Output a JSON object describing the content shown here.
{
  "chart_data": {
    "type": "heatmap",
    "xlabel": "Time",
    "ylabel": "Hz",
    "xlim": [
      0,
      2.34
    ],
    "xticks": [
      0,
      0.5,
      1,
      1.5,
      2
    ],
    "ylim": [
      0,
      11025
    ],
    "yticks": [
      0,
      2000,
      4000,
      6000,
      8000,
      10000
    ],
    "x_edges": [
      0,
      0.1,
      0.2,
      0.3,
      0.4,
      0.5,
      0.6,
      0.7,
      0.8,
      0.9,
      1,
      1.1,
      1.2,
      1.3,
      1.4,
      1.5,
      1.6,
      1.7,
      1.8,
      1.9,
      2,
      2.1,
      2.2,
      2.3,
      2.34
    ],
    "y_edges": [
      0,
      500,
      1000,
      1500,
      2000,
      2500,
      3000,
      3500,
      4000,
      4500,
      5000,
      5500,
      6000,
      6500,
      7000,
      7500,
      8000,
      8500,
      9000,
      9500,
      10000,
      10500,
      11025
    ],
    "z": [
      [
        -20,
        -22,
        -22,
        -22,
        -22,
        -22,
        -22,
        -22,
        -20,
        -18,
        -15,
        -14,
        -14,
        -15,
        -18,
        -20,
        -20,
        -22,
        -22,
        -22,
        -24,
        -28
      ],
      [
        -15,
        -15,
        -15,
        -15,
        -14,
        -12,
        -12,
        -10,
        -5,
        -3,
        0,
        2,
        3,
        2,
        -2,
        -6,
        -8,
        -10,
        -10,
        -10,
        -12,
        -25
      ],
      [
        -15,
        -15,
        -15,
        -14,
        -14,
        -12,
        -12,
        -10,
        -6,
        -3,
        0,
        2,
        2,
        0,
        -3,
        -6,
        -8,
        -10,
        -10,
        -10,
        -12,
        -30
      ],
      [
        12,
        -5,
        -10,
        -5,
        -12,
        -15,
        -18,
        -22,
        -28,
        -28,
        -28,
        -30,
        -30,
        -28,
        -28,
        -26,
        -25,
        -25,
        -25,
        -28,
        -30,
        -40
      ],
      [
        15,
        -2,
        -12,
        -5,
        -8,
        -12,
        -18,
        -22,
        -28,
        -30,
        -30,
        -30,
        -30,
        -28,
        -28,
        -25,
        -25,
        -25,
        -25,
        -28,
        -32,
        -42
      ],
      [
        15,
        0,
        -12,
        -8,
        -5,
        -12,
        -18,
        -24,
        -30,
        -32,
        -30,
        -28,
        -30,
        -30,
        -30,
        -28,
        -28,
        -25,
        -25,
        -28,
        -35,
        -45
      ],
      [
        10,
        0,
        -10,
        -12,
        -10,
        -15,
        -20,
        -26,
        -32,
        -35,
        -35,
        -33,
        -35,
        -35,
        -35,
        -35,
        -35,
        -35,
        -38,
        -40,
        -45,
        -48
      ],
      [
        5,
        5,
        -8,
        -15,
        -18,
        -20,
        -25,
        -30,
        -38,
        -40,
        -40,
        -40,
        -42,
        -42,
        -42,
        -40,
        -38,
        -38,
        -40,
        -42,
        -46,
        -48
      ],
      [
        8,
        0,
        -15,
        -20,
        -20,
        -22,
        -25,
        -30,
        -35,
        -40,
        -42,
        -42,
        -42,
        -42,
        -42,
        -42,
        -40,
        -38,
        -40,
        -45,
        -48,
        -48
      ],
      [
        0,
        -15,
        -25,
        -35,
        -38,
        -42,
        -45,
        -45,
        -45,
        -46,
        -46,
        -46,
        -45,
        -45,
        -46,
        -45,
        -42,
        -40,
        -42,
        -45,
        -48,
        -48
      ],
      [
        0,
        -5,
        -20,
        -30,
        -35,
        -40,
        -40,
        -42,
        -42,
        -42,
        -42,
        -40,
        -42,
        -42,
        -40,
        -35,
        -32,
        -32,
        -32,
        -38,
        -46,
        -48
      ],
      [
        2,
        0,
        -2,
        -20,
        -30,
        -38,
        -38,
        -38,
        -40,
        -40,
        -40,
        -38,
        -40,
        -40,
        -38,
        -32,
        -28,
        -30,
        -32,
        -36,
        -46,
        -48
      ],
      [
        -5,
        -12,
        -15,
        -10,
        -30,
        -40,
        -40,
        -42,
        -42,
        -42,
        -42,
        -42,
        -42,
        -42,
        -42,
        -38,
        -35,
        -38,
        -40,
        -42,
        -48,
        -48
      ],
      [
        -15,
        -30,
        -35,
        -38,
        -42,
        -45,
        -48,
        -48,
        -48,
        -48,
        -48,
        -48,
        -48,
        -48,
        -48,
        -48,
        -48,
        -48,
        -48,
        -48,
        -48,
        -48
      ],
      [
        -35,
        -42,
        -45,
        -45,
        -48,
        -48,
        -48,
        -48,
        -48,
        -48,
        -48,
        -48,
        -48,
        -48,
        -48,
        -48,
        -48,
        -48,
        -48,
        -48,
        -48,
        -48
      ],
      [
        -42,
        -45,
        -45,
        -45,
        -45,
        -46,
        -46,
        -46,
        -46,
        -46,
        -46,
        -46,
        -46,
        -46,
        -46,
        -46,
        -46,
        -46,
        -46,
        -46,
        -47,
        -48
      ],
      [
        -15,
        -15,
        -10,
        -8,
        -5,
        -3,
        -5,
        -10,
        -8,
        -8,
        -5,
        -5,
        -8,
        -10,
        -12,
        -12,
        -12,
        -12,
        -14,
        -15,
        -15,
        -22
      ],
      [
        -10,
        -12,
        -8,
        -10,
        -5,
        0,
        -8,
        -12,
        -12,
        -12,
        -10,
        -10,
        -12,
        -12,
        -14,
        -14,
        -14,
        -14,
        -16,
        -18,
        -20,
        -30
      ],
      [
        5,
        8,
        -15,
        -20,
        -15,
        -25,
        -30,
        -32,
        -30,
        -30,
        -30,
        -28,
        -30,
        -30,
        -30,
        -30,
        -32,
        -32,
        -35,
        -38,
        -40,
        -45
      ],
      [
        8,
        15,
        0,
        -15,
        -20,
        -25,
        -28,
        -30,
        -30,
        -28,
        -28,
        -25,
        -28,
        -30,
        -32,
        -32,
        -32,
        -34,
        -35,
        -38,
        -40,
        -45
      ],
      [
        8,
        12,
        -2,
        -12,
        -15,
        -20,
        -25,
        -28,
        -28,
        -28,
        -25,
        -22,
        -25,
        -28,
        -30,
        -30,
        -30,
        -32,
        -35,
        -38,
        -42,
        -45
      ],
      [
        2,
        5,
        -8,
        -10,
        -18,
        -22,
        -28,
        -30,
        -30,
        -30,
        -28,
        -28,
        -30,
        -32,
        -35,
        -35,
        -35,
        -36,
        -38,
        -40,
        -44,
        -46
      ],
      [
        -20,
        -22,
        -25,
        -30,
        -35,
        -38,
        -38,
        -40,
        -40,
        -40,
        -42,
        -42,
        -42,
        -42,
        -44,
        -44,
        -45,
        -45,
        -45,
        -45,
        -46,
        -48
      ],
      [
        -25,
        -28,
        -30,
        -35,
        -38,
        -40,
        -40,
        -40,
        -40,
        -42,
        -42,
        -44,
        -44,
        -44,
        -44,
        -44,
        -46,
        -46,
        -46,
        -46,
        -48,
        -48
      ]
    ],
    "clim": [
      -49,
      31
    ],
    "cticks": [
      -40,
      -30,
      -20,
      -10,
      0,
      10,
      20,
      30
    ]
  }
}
● ● ●
Problem statement:
Write each line above out exactly.

Response to the exercise:
Output a JSON object describing the content shown here.
{
  "chart_data": {
    "type": "heatmap",
    "xlabel": "Time",
    "ylabel": "Hz",
    "xlim": [
      0,
      2.34
    ],
    "xticks": [
      0,
      0.5,
      1,
      1.5,
      2
    ],
    "ylim": [
      0,
      11025
    ],
    "yticks": [
      0,
      2000,
      4000,
      6000,
      8000,
      10000
    ],
    "x_edges": [
      0,
      0.1,
      0.2,
      0.3,
      0.4,
      0.5,
      0.6,
      0.7,
      0.8,
      0.9,
      1,
      1.1,
      1.2,
      1.3,
      1.4,
      1.5,
      1.6,
      1.7,
      1.8,
      1.9,
      2,
      2.1,
      2.2,
      2.3,
      2.34
    ],
    "y_edges": [
      0,
      500,
      1000,
      1500,
      2000,
      2500,
      3000,
      3500,
      4000,
      4500,
      5000,
      5500,
      6000,
      6500,
      7000,
      7500,
      8000,
      8500,
      9000,
      9500,
      10000,
      10500,
      11025
    ],
    "z": [
      [
        -20,
        -22,
        -22,
        -22,
        -22,
        -22,
        -22,
        -22,
        -20,
        -18,
        -15,
        -14,
        -14,
        -15,
        -18,
        -20,
        -20,
        -22,
        -22,
        -22,
        -24,
        -28
      ],
      [
        -15,
        -15,
        -15,
        -15,
        -14,
        -12,
        -12,
        -10,
        -5,
        -3,
        0,
        2,
        3,
        2,
        -2,
        -6,
        -8,
        -10,
        -10,
        -10,
        -12,
        -25
      ],
      [
        -15,
        -15,
        -15,
        -14,
        -14,
        -12,
        -12,
        -10,
        -6,
        -3,
        0,
        2,
        2,
        0,
        -3,
        -6,
        -8,
        -10,
        -10,
        -10,
        -12,
        -30
      ],
      [
        12,
        -5,
        -10,
        -5,
        -12,
        -15,
        -18,
        -22,
        -28,
        -28,
        -28,
        -30,
        -30,
        -28,
        -28,
        -26,
        -25,
        -25,
        -25,
        -28,
        -30,
        -40
      ],
      [
        15,
        -2,
        -12,
        -5,
        -8,
        -12,
        -18,
        -22,
        -28,
        -30,
        -30,
        -30,
        -30,
        -28,
        -28,
        -25,
        -25,
        -25,
        -25,
        -28,
        -32,
        -42
      ],
      [
        15,
        0,
        -12,
        -8,
        -5,
        -12,
        -18,
        -24,
        -30,
        -32,
        -30,
        -28,
        -30,
        -30,
        -30,
        -28,
        -28,
        -25,
        -25,
        -28,
        -35,
        -45
      ],
      [
        10,
        0,
        -10,
        -12,
        -10,
        -15,
        -20,
        -26,
        -32,
        -35,
        -35,
        -33,
        -35,
        -35,
        -35,
        -35,
        -35,
        -35,
        -38,
        -40,
        -45,
        -48
      ],
      [
        5,
        5,
        -8,
        -15,
        -18,
        -20,
        -25,
        -30,
        -38,
        -40,
        -40,
        -40,
        -42,
        -42,
        -42,
        -40,
        -38,
        -38,
        -40,
        -42,
        -46,
        -48
      ],
      [
        8,
        0,
        -15,
        -20,
        -20,
        -22,
        -25,
        -30,
        -35,
        -40,
        -42,
        -42,
        -42,
        -42,
        -42,
        -42,
        -40,
        -38,
        -40,
        -45,
        -48,
        -48
      ],
      [
        0,
        -15,
        -25,
        -35,
        -38,
        -42,
        -45,
        -45,
        -45,
        -46,
        -46,
        -46,
        -45,
        -45,
        -46,
        -45,
        -42,
        -40,
        -42,
        -45,
        -48,
        -48
      ],
      [
        0,
        -5,
        -20,
        -30,
        -35,
        -40,
        -40,
        -42,
        -42,
        -42,
        -42,
        -40,
        -42,
        -42,
        -40,
        -35,
        -32,
        -32,
        -32,
        -38,
        -46,
        -48
      ],
      [
        2,
        0,
        -2,
        -20,
        -30,
        -38,
        -38,
        -38,
        -40,
        -40,
        -40,
        -38,
        -40,
        -40,
        -38,
        -32,
        -28,
        -30,
        -32,
        -36,
        -46,
        -48
      ],
      [
        -5,
        -12,
        -15,
        -10,
        -30,
        -40,
        -40,
        -42,
        -42,
        -42,
        -42,
        -42,
        -42,
        -42,
        -42,
        -38,
        -35,
        -38,
        -40,
        -42,
        -48,
        -48
      ],
      [
        -15,
        -30,
        -35,
        -38,
        -42,
        -45,
        -48,
        -48,
        -48,
        -48,
        -48,
        -48,
        -48,
        -48,
        -48,
        -48,
        -48,
        -48,
        -48,
        -48,
        -48,
        -48
      ],
      [
        -35,
        -42,
        -45,
        -45,
        -48,
        -48,
        -48,
        -48,
        -48,
        -48,
        -48,
        -48,
        -48,
        -48,
        -48,
        -48,
        -48,
        -48,
        -48,
        -48,
        -48,
        -48
      ],
      [
        -42,
        -45,
        -45,
        -45,
        -45,
        -46,
        -46,
        -46,
        -46,
        -46,
        -46,
        -46,
        -46,
        -46,
        -46,
        -46,
        -46,
        -46,
        -46,
        -46,
        -47,
        -48
      ],
      [
        -15,
        -15,
        -10,
        -8,
        -5,
        -3,
        -5,
        -10,
        -8,
        -8,
        -5,
        -5,
        -8,
        -10,
        -12,
        -12,
        -12,
        -12,
        -14,
        -15,
        -15,
        -22
      ],
      [
        -10,
        -12,
        -8,
        -10,
        -5,
        0,
        -8,
        -12,
        -12,
        -12,
        -10,
        -10,
        -12,
        -12,
        -14,
        -14,
        -14,
        -14,
        -16,
        -18,
        -20,
        -30
      ],
      [
        5,
        8,
        -15,
        -20,
        -15,
        -25,
        -30,
        -32,
        -30,
        -30,
        -30,
        -28,
        -30,
        -30,
        -30,
        -30,
        -32,
        -32,
        -35,
        -38,
        -40,
        -45
      ],
      [
        8,
        15,
        0,
        -15,
        -20,
        -25,
        -28,
        -30,
        -30,
        -28,
        -28,
        -25,
        -28,
        -30,
        -32,
        -32,
        -32,
        -34,
        -35,
        -38,
        -40,
        -45
      ],
      [
        8,
        12,
        -2,
        -12,
        -15,
        -20,
        -25,
        -28,
        -28,
        -28,
        -25,
        -22,
        -25,
        -28,
        -30,
        -30,
        -30,
        -32,
        -35,
        -38,
        -42,
        -45
      ],
      [
        2,
        5,
        -8,
        -10,
        -18,
        -22,
        -28,
        -30,
        -30,
        -30,
        -28,
        -28,
        -30,
        -32,
        -35,
        -35,
        -35,
        -36,
        -38,
        -40,
        -44,
        -46
      ],
      [
        -20,
        -22,
        -25,
        -30,
        -35,
        -38,
        -38,
        -40,
        -40,
        -40,
        -42,
        -42,
        -42,
        -42,
        -44,
        -44,
        -45,
        -45,
        -45,
        -45,
        -46,
        -48
      ],
      [
        -25,
        -28,
        -30,
        -35,
        -38,
        -40,
        -40,
        -40,
        -40,
        -42,
        -42,
        -44,
        -44,
        -44,
        -44,
        -44,
        -46,
        -46,
        -46,
        -46,
        -48,
        -48
      ]
    ],
    "clim": [
      -49,
      31
    ],
    "cticks": [
      -40,
      -30,
      -20,
      -10,
      0,
      10,
      20,
      30
    ]
  }
}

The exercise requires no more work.